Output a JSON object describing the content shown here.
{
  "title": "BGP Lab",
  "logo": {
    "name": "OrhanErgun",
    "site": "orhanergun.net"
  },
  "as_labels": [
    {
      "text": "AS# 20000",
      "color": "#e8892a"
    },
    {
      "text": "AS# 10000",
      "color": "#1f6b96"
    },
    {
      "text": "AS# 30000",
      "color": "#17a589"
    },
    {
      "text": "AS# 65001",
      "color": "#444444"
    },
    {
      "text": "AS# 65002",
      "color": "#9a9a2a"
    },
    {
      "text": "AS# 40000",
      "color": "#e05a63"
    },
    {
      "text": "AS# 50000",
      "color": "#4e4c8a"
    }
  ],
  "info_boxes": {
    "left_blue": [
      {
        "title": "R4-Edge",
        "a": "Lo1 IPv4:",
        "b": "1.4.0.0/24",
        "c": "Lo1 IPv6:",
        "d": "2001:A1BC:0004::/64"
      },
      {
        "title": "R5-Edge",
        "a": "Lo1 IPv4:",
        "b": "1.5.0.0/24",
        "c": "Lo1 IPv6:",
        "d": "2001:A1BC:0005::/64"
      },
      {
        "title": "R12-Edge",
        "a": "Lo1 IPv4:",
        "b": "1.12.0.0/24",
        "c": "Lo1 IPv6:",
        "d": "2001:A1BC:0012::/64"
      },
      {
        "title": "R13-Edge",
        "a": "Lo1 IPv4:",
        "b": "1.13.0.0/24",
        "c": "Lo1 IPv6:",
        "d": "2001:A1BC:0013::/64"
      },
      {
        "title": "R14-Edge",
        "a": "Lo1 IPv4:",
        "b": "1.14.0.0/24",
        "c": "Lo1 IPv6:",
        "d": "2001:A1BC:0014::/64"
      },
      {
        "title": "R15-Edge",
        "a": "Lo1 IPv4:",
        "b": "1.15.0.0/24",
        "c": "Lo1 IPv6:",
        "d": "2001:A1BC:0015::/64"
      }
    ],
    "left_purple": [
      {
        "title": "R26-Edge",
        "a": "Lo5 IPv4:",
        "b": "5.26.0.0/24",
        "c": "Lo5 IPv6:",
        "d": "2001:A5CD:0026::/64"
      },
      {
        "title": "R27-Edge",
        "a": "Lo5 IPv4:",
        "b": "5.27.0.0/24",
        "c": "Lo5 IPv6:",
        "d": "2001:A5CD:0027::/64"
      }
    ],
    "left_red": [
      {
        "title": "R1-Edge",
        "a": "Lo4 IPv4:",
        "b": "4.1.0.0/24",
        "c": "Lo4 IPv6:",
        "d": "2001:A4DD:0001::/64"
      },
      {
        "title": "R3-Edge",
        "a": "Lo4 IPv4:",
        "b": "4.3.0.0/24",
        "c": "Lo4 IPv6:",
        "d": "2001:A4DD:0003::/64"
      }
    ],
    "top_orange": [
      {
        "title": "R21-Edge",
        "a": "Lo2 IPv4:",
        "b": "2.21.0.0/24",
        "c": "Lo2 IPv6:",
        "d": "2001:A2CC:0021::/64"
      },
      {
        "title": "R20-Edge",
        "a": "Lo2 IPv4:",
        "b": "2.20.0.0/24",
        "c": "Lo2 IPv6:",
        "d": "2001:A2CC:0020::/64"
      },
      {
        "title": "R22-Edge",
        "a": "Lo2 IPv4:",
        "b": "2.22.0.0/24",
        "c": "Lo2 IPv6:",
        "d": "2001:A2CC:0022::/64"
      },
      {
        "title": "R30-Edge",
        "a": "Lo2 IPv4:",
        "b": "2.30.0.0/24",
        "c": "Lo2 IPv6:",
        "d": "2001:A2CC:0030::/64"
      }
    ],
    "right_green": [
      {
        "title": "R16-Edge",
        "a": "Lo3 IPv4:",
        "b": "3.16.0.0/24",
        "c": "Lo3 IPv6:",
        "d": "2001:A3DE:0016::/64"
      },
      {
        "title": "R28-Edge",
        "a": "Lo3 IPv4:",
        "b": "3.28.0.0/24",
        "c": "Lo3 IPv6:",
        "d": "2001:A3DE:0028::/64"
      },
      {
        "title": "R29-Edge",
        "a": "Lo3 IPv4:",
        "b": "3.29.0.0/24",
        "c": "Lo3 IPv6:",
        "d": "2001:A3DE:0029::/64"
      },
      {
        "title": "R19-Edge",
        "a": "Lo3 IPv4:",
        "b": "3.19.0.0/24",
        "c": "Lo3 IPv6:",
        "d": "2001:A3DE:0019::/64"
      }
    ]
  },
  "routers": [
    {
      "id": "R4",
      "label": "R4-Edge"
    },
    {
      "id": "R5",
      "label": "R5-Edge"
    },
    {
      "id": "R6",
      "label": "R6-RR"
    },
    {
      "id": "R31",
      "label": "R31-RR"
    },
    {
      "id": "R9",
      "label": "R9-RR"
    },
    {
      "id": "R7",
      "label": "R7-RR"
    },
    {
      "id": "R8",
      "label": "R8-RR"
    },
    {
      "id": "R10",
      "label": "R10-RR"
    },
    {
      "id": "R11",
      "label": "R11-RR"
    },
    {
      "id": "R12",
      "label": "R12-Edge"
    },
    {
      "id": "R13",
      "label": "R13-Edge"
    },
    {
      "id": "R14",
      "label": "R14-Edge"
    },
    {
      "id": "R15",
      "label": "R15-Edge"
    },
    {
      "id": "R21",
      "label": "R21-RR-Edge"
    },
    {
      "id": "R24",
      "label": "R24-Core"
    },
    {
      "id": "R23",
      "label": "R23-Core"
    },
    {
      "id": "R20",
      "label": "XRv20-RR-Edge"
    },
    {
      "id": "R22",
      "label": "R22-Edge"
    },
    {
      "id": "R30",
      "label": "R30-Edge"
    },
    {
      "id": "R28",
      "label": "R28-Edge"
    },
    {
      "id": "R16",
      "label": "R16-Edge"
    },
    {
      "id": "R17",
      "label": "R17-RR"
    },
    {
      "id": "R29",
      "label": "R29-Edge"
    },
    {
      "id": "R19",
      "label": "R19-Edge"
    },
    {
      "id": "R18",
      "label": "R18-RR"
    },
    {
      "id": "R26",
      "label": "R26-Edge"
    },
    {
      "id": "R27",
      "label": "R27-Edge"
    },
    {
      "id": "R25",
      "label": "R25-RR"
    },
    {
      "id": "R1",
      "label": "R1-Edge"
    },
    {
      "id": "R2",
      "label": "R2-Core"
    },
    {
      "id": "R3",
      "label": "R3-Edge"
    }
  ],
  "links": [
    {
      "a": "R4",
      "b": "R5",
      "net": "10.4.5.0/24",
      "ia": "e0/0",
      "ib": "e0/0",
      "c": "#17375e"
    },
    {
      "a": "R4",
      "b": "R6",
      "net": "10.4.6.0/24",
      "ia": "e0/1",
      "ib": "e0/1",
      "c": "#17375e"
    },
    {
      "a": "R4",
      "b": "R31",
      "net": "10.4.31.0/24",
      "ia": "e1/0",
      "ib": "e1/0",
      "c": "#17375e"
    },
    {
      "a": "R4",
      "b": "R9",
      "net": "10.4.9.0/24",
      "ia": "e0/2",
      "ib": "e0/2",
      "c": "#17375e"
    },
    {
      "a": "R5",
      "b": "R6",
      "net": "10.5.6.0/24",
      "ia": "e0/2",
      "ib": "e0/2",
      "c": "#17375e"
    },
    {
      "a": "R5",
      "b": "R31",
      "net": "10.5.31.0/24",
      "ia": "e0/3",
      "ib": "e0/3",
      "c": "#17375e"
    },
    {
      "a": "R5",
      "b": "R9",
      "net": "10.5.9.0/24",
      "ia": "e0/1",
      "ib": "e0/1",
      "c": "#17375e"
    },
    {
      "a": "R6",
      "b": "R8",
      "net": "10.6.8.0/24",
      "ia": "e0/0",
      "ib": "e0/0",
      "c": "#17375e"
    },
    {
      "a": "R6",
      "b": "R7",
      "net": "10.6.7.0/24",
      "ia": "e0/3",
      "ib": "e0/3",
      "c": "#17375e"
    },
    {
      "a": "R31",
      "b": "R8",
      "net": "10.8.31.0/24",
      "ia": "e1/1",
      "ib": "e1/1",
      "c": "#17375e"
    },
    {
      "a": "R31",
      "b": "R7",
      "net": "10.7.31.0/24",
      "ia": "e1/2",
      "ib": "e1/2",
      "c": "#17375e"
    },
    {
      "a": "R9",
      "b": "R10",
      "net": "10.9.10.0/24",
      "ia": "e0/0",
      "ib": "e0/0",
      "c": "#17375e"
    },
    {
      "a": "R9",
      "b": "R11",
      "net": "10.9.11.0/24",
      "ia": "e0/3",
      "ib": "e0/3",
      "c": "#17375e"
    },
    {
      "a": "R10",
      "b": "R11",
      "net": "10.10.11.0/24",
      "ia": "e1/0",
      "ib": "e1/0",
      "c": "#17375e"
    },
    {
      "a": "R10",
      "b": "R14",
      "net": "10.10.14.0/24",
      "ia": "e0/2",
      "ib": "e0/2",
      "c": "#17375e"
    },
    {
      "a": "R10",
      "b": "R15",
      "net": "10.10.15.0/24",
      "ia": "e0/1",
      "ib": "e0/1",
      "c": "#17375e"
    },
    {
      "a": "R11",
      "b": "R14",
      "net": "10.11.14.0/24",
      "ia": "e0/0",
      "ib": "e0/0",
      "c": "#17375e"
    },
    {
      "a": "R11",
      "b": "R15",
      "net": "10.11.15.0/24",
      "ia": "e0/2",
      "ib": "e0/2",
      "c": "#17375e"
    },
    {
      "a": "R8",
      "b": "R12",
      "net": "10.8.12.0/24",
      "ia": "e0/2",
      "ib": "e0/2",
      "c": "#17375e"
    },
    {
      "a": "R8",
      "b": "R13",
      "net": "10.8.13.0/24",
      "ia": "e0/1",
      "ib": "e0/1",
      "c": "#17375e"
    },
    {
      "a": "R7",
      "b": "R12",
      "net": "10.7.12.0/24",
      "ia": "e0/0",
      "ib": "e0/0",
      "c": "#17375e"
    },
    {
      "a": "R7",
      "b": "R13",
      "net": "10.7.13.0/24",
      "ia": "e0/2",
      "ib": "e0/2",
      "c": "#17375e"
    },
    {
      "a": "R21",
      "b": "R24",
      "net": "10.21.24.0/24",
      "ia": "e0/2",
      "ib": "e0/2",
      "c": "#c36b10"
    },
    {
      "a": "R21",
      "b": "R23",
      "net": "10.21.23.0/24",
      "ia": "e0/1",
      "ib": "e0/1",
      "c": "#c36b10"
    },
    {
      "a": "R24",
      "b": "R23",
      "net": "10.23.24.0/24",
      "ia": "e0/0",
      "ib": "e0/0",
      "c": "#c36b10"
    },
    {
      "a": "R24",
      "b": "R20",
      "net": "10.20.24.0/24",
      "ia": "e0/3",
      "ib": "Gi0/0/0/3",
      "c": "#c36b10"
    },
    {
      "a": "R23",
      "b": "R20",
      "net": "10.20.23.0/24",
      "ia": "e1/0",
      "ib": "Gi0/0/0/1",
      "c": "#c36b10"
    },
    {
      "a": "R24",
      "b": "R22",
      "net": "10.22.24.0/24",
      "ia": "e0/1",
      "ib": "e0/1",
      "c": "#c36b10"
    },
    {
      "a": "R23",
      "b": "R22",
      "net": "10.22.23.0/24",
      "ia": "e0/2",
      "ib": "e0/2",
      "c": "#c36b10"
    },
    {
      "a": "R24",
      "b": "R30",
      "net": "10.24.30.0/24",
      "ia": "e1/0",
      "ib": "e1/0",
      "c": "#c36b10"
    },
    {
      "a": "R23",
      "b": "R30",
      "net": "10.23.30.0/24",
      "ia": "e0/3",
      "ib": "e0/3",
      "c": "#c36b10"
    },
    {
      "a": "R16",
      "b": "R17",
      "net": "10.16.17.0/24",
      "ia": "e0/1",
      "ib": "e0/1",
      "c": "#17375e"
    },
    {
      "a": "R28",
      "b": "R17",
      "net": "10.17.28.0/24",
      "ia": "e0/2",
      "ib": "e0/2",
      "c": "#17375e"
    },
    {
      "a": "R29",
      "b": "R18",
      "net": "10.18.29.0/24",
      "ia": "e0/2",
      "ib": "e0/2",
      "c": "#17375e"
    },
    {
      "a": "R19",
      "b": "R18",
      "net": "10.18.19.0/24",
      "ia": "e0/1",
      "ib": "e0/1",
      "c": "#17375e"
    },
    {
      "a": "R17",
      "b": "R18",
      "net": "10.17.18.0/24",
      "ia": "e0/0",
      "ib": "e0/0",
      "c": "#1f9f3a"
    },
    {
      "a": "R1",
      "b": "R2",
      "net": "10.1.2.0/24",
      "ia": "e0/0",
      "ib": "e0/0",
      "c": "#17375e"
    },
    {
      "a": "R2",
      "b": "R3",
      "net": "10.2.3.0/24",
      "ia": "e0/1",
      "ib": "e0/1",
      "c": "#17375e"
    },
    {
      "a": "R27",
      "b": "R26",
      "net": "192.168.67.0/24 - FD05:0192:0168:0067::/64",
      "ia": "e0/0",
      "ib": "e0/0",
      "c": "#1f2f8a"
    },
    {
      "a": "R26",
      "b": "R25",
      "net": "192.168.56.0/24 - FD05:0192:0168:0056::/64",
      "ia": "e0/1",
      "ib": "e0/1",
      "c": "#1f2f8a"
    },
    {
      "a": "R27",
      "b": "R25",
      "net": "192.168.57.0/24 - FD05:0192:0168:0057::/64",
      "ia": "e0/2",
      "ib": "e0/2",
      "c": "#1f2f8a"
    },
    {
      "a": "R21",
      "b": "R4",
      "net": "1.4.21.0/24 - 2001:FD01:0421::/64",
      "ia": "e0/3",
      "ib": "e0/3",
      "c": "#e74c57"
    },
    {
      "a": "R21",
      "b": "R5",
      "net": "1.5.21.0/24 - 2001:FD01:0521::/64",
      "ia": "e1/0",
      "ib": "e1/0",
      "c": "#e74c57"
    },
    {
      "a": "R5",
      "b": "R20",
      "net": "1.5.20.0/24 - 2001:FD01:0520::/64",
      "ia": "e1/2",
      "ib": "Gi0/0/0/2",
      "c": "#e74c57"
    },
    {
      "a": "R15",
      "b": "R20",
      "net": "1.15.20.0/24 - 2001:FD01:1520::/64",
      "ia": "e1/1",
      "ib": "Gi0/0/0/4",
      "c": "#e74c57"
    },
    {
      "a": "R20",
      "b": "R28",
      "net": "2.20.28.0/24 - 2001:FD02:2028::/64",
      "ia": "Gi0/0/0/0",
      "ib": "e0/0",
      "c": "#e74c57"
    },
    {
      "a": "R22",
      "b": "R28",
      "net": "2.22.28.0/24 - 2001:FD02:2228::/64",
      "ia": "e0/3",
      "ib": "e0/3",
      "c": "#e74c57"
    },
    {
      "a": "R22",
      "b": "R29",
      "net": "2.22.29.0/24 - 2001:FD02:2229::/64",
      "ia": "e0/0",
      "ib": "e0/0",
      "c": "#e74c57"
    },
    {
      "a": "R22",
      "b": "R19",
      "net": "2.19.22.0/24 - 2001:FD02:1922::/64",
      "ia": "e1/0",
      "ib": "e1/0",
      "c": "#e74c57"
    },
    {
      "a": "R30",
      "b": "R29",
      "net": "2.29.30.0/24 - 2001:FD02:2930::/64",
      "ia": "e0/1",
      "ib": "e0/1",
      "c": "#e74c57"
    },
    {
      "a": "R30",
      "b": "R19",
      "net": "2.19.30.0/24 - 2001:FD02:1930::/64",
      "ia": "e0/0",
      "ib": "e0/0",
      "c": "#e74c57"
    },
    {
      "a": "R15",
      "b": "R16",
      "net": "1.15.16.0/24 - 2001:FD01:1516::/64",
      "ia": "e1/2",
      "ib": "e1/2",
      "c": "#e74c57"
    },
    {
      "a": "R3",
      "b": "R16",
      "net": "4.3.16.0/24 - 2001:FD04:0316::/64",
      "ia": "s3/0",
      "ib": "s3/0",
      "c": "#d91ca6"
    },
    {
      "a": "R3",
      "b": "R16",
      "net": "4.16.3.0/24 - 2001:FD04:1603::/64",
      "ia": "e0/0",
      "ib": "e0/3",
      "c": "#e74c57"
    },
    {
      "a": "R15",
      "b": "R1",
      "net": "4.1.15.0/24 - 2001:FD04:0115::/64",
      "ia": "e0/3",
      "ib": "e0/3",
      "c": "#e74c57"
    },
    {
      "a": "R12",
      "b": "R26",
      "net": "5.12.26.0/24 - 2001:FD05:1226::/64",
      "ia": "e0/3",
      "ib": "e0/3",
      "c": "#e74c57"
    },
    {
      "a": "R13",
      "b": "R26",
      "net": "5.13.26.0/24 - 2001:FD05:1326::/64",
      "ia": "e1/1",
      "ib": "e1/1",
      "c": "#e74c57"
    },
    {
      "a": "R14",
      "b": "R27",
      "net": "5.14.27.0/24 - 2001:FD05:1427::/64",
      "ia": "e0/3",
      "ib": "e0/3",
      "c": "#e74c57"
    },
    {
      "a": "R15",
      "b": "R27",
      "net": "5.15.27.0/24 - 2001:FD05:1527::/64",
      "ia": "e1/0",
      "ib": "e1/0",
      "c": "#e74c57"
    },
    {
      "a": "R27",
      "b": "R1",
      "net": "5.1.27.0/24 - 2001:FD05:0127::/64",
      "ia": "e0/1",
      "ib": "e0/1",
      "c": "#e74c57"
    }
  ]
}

+--

Set exercise =>
Count how many lines contain "text" and give only that count.

Full output =>
7